#### Work to be completed
Copy the entries word for word, from the first line through the line that contains "series-line-b-1 bbox=[422, 54, 720, 157]", including both.

[Entries with boxed elements]
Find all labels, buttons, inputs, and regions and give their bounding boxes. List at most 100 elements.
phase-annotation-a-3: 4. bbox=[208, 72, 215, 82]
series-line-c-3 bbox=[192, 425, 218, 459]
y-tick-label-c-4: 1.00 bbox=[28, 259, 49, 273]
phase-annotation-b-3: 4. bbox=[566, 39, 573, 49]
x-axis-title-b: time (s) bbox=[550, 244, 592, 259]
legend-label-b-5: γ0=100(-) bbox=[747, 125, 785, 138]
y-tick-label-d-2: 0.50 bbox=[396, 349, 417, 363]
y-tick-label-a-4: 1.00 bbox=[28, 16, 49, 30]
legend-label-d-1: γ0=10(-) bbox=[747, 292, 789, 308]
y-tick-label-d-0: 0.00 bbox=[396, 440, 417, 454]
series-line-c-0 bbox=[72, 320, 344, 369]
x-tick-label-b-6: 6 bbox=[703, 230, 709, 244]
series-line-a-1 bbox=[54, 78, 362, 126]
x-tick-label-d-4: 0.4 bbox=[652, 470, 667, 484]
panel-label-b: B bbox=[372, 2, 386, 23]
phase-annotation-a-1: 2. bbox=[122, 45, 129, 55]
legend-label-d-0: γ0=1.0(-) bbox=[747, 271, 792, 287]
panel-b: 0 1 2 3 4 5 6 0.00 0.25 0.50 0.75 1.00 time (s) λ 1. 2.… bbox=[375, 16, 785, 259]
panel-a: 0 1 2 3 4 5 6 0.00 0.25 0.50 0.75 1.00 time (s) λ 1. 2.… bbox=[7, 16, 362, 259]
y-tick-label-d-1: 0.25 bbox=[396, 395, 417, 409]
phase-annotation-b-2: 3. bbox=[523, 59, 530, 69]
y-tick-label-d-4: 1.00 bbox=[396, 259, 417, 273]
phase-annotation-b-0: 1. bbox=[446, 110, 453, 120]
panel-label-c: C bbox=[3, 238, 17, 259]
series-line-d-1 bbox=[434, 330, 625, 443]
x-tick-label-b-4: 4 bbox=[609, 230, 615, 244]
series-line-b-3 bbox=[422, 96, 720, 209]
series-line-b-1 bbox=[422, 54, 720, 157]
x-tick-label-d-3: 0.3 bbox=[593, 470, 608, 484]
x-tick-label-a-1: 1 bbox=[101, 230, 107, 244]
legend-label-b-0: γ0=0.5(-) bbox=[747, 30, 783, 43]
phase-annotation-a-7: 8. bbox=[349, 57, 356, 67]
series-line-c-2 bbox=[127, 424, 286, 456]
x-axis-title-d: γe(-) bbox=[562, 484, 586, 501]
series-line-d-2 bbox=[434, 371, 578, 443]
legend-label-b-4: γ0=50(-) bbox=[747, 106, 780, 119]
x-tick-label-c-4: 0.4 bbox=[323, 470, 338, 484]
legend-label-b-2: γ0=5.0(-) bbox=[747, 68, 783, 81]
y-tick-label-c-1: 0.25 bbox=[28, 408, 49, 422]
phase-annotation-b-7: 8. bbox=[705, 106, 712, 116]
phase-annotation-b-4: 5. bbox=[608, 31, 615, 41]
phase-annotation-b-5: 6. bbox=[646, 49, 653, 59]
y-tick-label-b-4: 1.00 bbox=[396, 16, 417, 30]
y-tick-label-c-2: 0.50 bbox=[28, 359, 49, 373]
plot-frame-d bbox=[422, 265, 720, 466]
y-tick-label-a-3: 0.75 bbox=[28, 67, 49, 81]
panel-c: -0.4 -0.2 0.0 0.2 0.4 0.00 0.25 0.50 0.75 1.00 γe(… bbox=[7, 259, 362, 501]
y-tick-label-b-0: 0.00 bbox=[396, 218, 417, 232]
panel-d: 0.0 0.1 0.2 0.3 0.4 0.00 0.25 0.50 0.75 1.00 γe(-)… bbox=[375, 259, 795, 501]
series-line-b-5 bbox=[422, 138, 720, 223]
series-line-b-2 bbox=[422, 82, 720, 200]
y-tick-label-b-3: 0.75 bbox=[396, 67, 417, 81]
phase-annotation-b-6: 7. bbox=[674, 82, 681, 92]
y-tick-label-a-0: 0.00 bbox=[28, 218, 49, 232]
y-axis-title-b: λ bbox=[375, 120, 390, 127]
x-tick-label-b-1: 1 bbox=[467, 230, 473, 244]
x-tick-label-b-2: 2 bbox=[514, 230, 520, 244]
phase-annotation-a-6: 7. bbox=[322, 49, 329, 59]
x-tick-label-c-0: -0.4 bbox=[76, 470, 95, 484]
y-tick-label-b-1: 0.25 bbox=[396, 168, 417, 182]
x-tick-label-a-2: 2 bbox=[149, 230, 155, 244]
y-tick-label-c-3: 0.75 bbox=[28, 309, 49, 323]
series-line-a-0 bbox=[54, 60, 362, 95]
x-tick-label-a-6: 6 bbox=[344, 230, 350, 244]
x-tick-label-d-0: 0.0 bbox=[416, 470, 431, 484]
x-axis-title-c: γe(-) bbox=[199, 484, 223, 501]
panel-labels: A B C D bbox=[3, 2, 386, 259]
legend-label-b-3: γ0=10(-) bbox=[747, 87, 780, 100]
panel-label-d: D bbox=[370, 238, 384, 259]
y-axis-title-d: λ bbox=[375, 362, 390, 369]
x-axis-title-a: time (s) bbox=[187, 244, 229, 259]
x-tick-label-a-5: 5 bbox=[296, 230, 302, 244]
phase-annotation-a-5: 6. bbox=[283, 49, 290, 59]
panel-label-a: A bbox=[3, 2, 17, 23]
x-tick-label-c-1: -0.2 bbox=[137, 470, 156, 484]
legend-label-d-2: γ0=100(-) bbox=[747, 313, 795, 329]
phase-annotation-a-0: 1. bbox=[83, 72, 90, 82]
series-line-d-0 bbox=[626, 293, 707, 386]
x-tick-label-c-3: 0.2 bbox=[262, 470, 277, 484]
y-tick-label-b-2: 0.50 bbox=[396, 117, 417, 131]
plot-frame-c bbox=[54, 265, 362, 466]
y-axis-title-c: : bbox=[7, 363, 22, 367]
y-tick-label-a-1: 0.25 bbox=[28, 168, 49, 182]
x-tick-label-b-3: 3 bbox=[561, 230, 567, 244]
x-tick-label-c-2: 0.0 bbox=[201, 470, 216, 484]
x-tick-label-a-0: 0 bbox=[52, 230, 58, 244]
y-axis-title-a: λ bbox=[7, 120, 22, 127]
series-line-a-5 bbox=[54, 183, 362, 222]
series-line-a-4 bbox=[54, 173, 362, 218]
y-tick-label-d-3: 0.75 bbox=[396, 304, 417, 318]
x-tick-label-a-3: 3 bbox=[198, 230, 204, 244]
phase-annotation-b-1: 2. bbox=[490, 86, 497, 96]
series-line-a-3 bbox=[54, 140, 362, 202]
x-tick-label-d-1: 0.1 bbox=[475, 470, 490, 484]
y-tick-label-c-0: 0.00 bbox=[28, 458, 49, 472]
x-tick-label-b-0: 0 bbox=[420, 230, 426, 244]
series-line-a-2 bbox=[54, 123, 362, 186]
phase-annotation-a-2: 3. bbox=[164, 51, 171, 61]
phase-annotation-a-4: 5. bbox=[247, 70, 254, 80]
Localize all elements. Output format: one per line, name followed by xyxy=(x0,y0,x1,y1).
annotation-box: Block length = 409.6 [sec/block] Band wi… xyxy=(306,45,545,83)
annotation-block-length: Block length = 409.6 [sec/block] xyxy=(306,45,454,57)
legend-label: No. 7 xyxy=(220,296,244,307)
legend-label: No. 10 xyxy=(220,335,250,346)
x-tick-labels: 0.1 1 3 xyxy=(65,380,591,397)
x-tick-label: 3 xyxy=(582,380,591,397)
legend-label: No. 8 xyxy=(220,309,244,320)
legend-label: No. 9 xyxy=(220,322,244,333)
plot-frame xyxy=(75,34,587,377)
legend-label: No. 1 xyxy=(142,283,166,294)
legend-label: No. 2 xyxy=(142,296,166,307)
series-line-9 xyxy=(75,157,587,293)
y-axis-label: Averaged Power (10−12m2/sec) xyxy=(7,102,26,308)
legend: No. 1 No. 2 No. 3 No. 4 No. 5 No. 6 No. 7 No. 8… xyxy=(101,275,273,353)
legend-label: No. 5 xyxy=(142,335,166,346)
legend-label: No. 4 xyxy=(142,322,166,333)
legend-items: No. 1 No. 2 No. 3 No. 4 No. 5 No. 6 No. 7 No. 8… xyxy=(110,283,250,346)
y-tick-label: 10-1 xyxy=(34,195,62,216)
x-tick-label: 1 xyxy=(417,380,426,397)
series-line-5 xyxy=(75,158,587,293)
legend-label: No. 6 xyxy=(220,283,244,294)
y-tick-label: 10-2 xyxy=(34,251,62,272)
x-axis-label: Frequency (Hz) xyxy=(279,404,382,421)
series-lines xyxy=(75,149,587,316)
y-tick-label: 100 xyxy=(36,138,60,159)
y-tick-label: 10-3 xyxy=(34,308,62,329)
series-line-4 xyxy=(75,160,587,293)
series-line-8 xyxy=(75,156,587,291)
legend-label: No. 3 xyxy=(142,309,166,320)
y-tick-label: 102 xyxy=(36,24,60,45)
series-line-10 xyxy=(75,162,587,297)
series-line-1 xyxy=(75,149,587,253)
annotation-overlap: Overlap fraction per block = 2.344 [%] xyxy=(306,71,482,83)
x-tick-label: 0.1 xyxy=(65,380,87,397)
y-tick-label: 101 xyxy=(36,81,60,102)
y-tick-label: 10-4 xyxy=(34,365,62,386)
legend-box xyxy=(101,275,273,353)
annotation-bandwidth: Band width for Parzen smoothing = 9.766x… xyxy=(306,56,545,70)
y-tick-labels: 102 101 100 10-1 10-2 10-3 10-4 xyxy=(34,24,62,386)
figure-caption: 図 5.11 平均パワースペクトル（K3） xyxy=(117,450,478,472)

#### The output
Find all labels, buttons, inputs, and regions and give their bounding boxes. List at most 100 elements.
phase-annotation-a-3: 4. bbox=[208, 72, 215, 82]
series-line-c-3 bbox=[192, 425, 218, 459]
y-tick-label-c-4: 1.00 bbox=[28, 259, 49, 273]
phase-annotation-b-3: 4. bbox=[566, 39, 573, 49]
x-axis-title-b: time (s) bbox=[550, 244, 592, 259]
legend-label-b-5: γ0=100(-) bbox=[747, 125, 785, 138]
y-tick-label-d-2: 0.50 bbox=[396, 349, 417, 363]
y-tick-label-a-4: 1.00 bbox=[28, 16, 49, 30]
legend-label-d-1: γ0=10(-) bbox=[747, 292, 789, 308]
y-tick-label-d-0: 0.00 bbox=[396, 440, 417, 454]
series-line-c-0 bbox=[72, 320, 344, 369]
x-tick-label-b-6: 6 bbox=[703, 230, 709, 244]
series-line-a-1 bbox=[54, 78, 362, 126]
x-tick-label-d-4: 0.4 bbox=[652, 470, 667, 484]
panel-label-b: B bbox=[372, 2, 386, 23]
phase-annotation-a-1: 2. bbox=[122, 45, 129, 55]
legend-label-d-0: γ0=1.0(-) bbox=[747, 271, 792, 287]
panel-b: 0 1 2 3 4 5 6 0.00 0.25 0.50 0.75 1.00 time (s) λ 1. 2.… bbox=[375, 16, 785, 259]
panel-a: 0 1 2 3 4 5 6 0.00 0.25 0.50 0.75 1.00 time (s) λ 1. 2.… bbox=[7, 16, 362, 259]
y-tick-label-d-1: 0.25 bbox=[396, 395, 417, 409]
phase-annotation-b-2: 3. bbox=[523, 59, 530, 69]
y-tick-label-d-4: 1.00 bbox=[396, 259, 417, 273]
phase-annotation-b-0: 1. bbox=[446, 110, 453, 120]
panel-label-c: C bbox=[3, 238, 17, 259]
series-line-d-1 bbox=[434, 330, 625, 443]
x-tick-label-b-4: 4 bbox=[609, 230, 615, 244]
series-line-b-3 bbox=[422, 96, 720, 209]
series-line-b-1 bbox=[422, 54, 720, 157]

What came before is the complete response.